# EXERCISE GOAL
Every line in the data below that includes "against" belongs in the answer, copied as it stands.

# PROVIDED RECORDS

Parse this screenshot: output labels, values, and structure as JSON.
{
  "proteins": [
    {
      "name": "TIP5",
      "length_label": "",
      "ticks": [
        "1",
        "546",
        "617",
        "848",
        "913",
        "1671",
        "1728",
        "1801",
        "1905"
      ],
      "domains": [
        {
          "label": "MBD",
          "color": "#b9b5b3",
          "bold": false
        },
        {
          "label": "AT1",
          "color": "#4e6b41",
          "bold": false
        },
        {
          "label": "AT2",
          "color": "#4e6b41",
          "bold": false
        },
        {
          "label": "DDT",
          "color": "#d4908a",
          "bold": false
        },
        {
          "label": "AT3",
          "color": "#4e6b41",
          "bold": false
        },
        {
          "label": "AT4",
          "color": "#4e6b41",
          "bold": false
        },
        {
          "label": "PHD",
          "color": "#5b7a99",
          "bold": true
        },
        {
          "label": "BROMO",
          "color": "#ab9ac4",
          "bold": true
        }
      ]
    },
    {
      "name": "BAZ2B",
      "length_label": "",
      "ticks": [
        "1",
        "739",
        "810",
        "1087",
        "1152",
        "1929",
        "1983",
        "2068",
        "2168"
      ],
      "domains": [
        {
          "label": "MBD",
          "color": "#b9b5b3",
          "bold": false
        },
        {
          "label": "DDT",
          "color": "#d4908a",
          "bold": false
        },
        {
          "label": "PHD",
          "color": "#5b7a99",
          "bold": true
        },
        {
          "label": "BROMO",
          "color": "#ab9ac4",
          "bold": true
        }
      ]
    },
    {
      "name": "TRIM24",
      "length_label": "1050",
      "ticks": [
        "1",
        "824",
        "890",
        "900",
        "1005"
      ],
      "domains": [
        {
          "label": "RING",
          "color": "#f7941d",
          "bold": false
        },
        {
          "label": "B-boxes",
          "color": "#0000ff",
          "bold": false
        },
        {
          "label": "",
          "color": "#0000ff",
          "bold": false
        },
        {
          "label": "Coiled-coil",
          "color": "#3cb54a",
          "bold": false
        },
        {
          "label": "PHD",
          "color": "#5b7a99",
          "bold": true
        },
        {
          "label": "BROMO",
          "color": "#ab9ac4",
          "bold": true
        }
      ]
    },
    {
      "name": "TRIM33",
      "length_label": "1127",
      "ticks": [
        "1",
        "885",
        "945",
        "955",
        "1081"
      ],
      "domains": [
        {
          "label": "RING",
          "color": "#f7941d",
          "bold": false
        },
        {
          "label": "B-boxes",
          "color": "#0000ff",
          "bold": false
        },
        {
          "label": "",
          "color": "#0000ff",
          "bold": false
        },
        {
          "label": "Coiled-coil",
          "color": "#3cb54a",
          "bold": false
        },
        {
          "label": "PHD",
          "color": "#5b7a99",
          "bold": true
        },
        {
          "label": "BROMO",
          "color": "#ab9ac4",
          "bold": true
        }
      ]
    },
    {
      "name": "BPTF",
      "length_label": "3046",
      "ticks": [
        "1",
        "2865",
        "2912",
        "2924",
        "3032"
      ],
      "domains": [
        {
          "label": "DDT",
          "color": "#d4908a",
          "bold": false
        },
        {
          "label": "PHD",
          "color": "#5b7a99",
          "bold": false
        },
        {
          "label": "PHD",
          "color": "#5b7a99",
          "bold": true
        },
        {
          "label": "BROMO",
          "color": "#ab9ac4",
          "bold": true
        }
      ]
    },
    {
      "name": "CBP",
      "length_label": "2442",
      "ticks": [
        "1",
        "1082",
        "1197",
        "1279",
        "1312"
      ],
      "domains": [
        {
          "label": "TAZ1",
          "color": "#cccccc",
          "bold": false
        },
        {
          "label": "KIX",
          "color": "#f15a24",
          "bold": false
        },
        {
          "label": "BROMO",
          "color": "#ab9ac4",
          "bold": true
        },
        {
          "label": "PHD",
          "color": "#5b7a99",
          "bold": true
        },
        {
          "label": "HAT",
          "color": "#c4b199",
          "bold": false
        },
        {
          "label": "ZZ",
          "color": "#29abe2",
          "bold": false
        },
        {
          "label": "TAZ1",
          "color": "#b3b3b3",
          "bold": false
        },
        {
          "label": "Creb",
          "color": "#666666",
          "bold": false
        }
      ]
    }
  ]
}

* * *

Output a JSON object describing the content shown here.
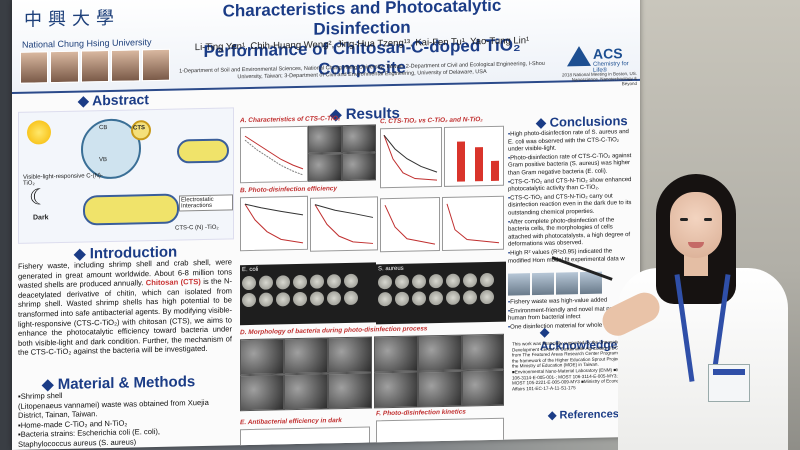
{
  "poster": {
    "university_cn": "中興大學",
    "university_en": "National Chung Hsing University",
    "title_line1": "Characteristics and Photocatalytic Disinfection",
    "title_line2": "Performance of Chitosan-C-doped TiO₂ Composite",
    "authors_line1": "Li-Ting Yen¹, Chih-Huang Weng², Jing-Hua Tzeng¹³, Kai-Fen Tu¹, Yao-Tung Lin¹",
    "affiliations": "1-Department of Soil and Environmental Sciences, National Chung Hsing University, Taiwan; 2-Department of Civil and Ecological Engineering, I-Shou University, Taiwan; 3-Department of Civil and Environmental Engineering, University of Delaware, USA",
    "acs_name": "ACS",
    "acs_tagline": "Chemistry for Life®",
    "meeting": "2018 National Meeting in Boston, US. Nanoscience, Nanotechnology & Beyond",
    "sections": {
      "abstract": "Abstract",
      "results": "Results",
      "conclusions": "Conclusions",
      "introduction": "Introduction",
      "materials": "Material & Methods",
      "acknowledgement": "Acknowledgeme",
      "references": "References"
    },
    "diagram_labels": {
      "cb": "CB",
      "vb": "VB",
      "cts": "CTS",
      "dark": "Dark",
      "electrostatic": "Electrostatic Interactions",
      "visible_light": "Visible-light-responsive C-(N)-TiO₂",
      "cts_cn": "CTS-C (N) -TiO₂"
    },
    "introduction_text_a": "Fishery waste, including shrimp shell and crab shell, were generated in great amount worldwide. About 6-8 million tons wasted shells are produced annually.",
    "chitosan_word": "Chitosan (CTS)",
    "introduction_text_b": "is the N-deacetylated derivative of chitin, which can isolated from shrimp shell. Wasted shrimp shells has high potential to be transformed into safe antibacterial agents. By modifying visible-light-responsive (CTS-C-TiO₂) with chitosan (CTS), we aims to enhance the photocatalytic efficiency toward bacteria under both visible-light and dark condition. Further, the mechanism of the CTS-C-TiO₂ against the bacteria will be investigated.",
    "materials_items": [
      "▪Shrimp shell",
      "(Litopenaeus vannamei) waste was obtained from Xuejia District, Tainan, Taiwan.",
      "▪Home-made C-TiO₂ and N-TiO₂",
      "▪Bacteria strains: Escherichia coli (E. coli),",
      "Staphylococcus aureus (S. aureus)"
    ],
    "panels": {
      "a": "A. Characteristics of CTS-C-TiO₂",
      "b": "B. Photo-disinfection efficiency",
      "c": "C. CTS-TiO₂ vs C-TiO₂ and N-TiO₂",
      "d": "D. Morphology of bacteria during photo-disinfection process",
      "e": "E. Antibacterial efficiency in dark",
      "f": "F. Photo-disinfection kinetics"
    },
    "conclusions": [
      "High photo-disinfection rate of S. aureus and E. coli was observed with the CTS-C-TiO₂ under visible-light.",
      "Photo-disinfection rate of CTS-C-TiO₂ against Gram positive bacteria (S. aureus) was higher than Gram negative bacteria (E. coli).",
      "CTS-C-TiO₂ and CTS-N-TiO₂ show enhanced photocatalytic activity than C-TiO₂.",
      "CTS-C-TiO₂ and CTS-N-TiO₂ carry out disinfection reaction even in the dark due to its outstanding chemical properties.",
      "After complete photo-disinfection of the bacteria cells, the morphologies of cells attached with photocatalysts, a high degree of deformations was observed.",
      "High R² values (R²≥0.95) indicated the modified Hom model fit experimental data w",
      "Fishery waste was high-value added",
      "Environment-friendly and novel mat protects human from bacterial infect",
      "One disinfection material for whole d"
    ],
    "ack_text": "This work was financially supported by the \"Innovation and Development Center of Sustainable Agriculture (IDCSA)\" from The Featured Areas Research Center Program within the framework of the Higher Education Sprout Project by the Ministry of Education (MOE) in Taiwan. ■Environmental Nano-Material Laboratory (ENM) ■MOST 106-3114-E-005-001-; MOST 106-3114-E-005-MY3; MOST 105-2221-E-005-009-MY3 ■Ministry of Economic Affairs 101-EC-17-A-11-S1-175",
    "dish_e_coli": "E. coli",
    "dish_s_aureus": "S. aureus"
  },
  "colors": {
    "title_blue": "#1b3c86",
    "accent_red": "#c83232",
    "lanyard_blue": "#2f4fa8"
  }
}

# RESPONSE AREA
    "introduction_text_b": "is the N-deacetylated derivative of chitin, which can isolated from shrimp shell. Wasted shrimp shells has high potential to be transformed into safe antibacterial agents. By modifying visible-light-responsive (CTS-C-TiO₂) with chitosan (CTS), we aims to enhance the photocatalytic efficiency toward bacteria under both visible-light and dark condition. Further, the mechanism of the CTS-C-TiO₂ against the bacteria will be investigated.",
      "Photo-disinfection rate of CTS-C-TiO₂ against Gram positive bacteria (S. aureus) was higher than Gram negative bacteria (E. coli).",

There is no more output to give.